### GOAL OF THE EXERCISE:
In your copy, leave out the pictures and repeat the entries below exactly.

---*---

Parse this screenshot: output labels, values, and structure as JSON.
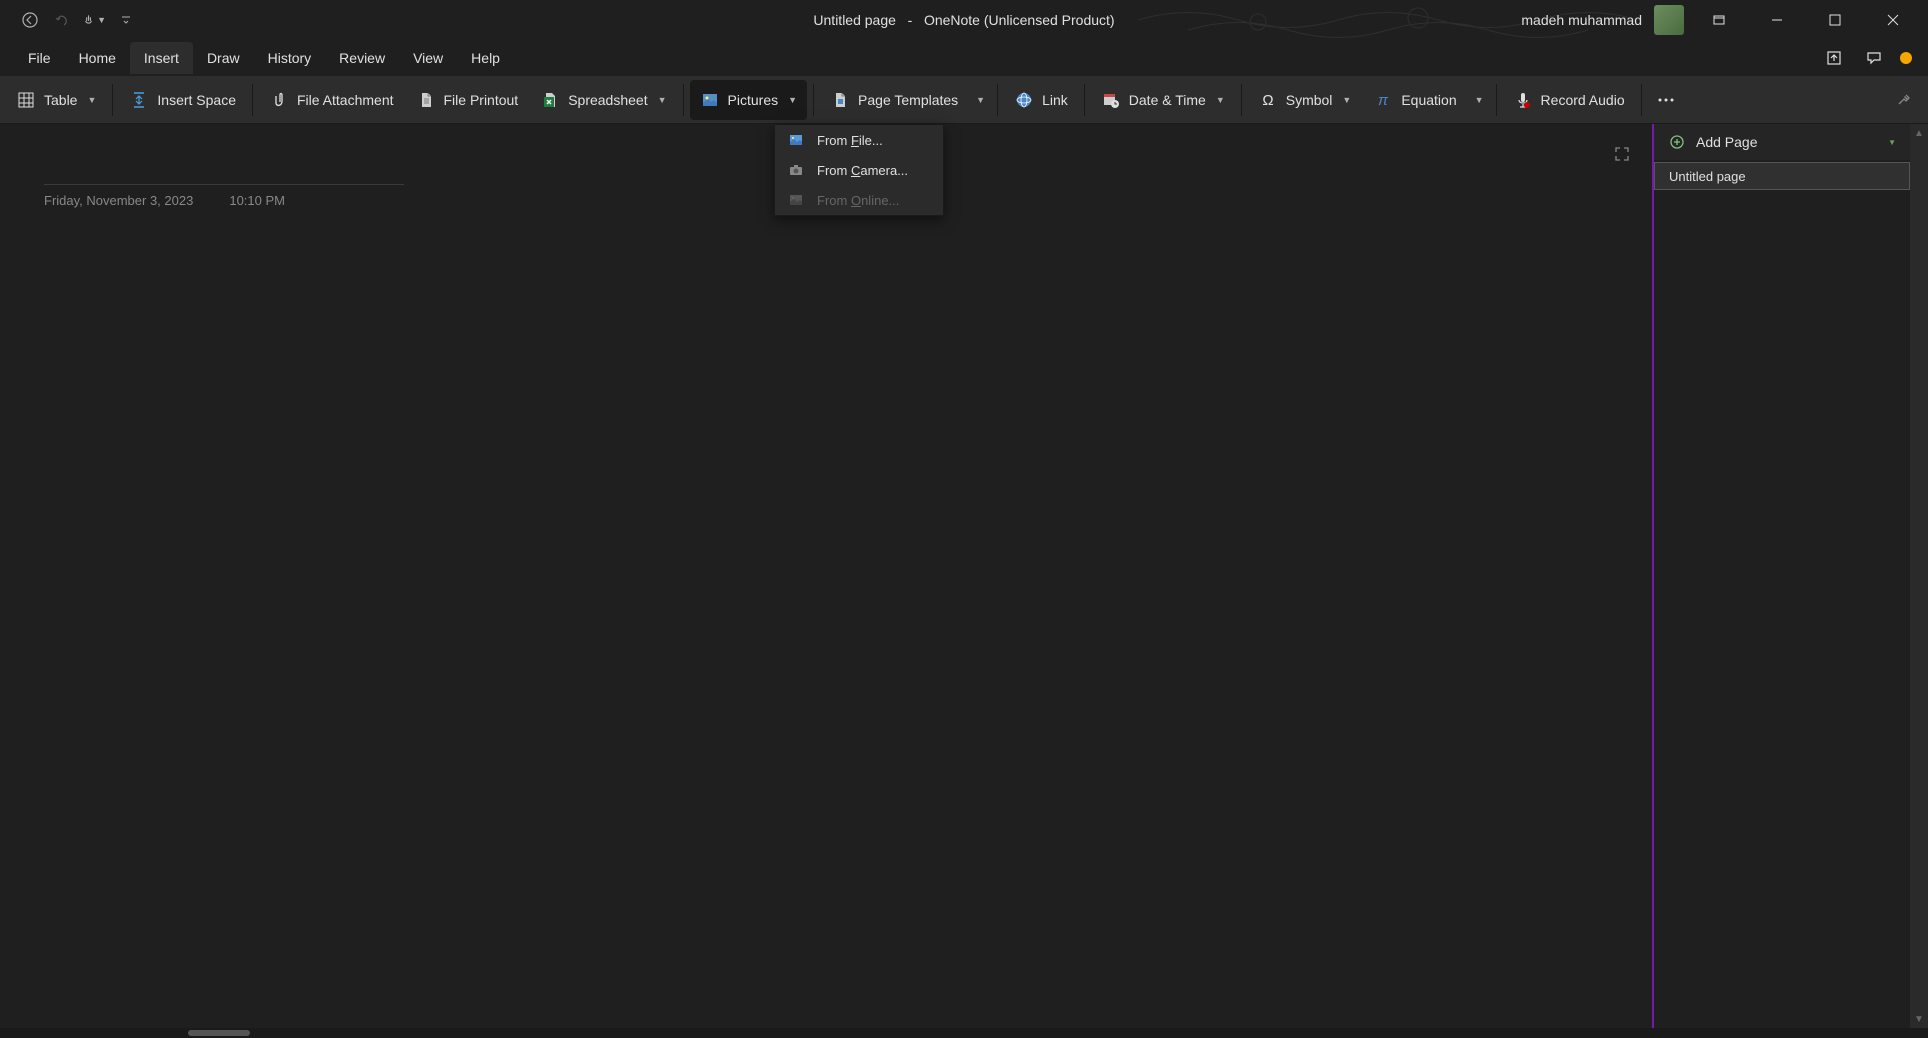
{
  "title_bar": {
    "document_title": "Untitled page",
    "separator": "-",
    "app_title": "OneNote (Unlicensed Product)",
    "user_name": "madeh muhammad"
  },
  "menu": {
    "items": [
      "File",
      "Home",
      "Insert",
      "Draw",
      "History",
      "Review",
      "View",
      "Help"
    ],
    "active_index": 2
  },
  "ribbon": {
    "table": "Table",
    "insert_space": "Insert Space",
    "file_attachment": "File Attachment",
    "file_printout": "File Printout",
    "spreadsheet": "Spreadsheet",
    "pictures": "Pictures",
    "page_templates": "Page Templates",
    "link": "Link",
    "date_time": "Date & Time",
    "symbol": "Symbol",
    "equation": "Equation",
    "record_audio": "Record Audio"
  },
  "pictures_dropdown": {
    "from_file_prefix": "From ",
    "from_file_u": "F",
    "from_file_suffix": "ile...",
    "from_camera_prefix": "From ",
    "from_camera_u": "C",
    "from_camera_suffix": "amera...",
    "from_online_prefix": "From ",
    "from_online_u": "O",
    "from_online_suffix": "nline..."
  },
  "page": {
    "date": "Friday, November 3, 2023",
    "time": "10:10 PM"
  },
  "side_panel": {
    "add_page": "Add Page",
    "pages": [
      "Untitled page"
    ]
  }
}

---*---

### WRITTEN ANSWER:
Parse this screenshot: output labels, values, and structure as JSON.
{
  "title_bar": {
    "document_title": "Untitled page",
    "separator": "-",
    "app_title": "OneNote (Unlicensed Product)",
    "user_name": "madeh muhammad"
  },
  "menu": {
    "items": [
      "File",
      "Home",
      "Insert",
      "Draw",
      "History",
      "Review",
      "View",
      "Help"
    ],
    "active_index": 2
  },
  "ribbon": {
    "table": "Table",
    "insert_space": "Insert Space",
    "file_attachment": "File Attachment",
    "file_printout": "File Printout",
    "spreadsheet": "Spreadsheet",
    "pictures": "Pictures",
    "page_templates": "Page Templates",
    "link": "Link",
    "date_time": "Date & Time",
    "symbol": "Symbol",
    "equation": "Equation",
    "record_audio": "Record Audio"
  },
  "pictures_dropdown": {
    "from_file_prefix": "From ",
    "from_file_u": "F",
    "from_file_suffix": "ile...",
    "from_camera_prefix": "From ",
    "from_camera_u": "C",
    "from_camera_suffix": "amera...",
    "from_online_prefix": "From ",
    "from_online_u": "O",
    "from_online_suffix": "nline..."
  },
  "page": {
    "date": "Friday, November 3, 2023",
    "time": "10:10 PM"
  },
  "side_panel": {
    "add_page": "Add Page",
    "pages": [
      "Untitled page"
    ]
  }
}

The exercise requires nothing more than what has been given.